§ EXERCISE OBJECTIVE: Your task is to repeat all of the data exactly while excluding the pictures.

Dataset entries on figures
* * * * * * *
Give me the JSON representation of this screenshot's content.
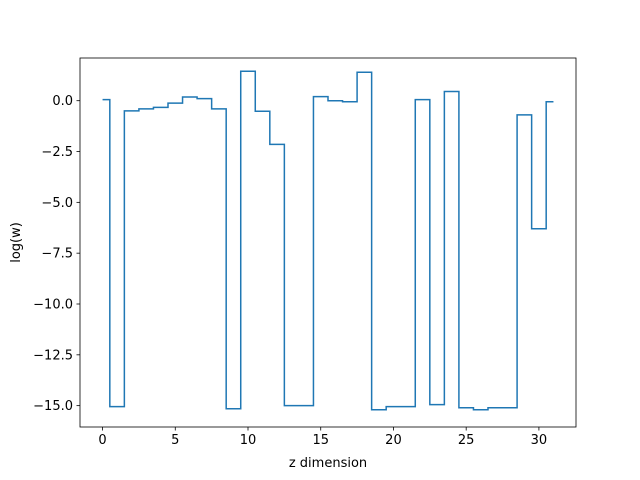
{
  "chart_data": {
    "type": "line",
    "drawstyle": "steps-mid",
    "title": "",
    "xlabel": "z dimension",
    "ylabel": "log(w)",
    "xlim": [
      -1.55,
      32.55
    ],
    "ylim": [
      -16.05,
      2.1
    ],
    "xticks": [
      0,
      5,
      10,
      15,
      20,
      25,
      30
    ],
    "yticks": [
      0.0,
      -2.5,
      -5.0,
      -7.5,
      -10.0,
      -12.5,
      -15.0
    ],
    "xtick_labels": [
      "0",
      "5",
      "10",
      "15",
      "20",
      "25",
      "30"
    ],
    "ytick_labels": [
      "0.0",
      "−2.5",
      "−5.0",
      "−7.5",
      "−10.0",
      "−12.5",
      "−15.0"
    ],
    "grid": false,
    "line_color": "#1f77b4",
    "series": [
      {
        "x": [
          0,
          1,
          2,
          3,
          4,
          5,
          6,
          7,
          8,
          9,
          10,
          11,
          12,
          13,
          14,
          15,
          16,
          17,
          18,
          19,
          20,
          21,
          22,
          23,
          24,
          25,
          26,
          27,
          28,
          29,
          30,
          31
        ],
        "y": [
          0.05,
          -15.05,
          -0.5,
          -0.4,
          -0.33,
          -0.12,
          0.18,
          0.1,
          -0.4,
          -15.15,
          1.45,
          -0.52,
          -2.15,
          -15.0,
          -15.0,
          0.2,
          0.0,
          -0.05,
          1.4,
          -15.2,
          -15.05,
          -15.05,
          0.05,
          -14.95,
          0.45,
          -15.1,
          -15.2,
          -15.1,
          -15.1,
          -0.7,
          -6.3,
          -0.05
        ]
      }
    ]
  }
}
* * * * * * *
§ TASK OUTPUT:
Give me the JSON representation of this screenshot's content.
{
  "chart_data": {
    "type": "line",
    "drawstyle": "steps-mid",
    "title": "",
    "xlabel": "z dimension",
    "ylabel": "log(w)",
    "xlim": [
      -1.55,
      32.55
    ],
    "ylim": [
      -16.05,
      2.1
    ],
    "xticks": [
      0,
      5,
      10,
      15,
      20,
      25,
      30
    ],
    "yticks": [
      0.0,
      -2.5,
      -5.0,
      -7.5,
      -10.0,
      -12.5,
      -15.0
    ],
    "xtick_labels": [
      "0",
      "5",
      "10",
      "15",
      "20",
      "25",
      "30"
    ],
    "ytick_labels": [
      "0.0",
      "−2.5",
      "−5.0",
      "−7.5",
      "−10.0",
      "−12.5",
      "−15.0"
    ],
    "grid": false,
    "line_color": "#1f77b4",
    "series": [
      {
        "x": [
          0,
          1,
          2,
          3,
          4,
          5,
          6,
          7,
          8,
          9,
          10,
          11,
          12,
          13,
          14,
          15,
          16,
          17,
          18,
          19,
          20,
          21,
          22,
          23,
          24,
          25,
          26,
          27,
          28,
          29,
          30,
          31
        ],
        "y": [
          0.05,
          -15.05,
          -0.5,
          -0.4,
          -0.33,
          -0.12,
          0.18,
          0.1,
          -0.4,
          -15.15,
          1.45,
          -0.52,
          -2.15,
          -15.0,
          -15.0,
          0.2,
          0.0,
          -0.05,
          1.4,
          -15.2,
          -15.05,
          -15.05,
          0.05,
          -14.95,
          0.45,
          -15.1,
          -15.2,
          -15.1,
          -15.1,
          -0.7,
          -6.3,
          -0.05
        ]
      }
    ]
  }
}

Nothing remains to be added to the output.